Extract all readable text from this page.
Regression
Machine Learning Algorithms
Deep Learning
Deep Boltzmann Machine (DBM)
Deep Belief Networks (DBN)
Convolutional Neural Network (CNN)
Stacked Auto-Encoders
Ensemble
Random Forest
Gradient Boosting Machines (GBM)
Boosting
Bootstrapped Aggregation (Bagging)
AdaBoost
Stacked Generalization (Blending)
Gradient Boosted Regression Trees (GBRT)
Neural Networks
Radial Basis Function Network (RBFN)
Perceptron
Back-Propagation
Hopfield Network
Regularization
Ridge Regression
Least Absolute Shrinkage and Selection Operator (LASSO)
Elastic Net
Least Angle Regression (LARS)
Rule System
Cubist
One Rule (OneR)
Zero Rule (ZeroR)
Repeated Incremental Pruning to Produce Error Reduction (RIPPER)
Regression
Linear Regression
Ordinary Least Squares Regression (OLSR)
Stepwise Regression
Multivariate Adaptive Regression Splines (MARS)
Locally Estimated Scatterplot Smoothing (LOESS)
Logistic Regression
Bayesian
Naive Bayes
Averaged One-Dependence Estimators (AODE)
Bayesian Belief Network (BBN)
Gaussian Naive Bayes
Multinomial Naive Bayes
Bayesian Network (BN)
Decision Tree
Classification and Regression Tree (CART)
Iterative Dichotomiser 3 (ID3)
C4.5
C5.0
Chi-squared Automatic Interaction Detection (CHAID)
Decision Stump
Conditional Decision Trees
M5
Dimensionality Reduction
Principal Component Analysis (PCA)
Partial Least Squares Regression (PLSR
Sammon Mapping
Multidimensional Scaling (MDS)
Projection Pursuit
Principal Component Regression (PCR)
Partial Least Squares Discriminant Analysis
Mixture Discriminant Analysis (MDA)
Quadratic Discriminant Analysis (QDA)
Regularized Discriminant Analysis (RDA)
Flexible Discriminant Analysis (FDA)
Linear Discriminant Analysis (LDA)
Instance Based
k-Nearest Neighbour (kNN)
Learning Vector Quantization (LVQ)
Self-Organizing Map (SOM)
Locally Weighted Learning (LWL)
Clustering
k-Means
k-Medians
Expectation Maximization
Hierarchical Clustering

────────────────────────────────────────

Count the lines of the material that include the word "Stacked", then report only the total.

**Correct output**
2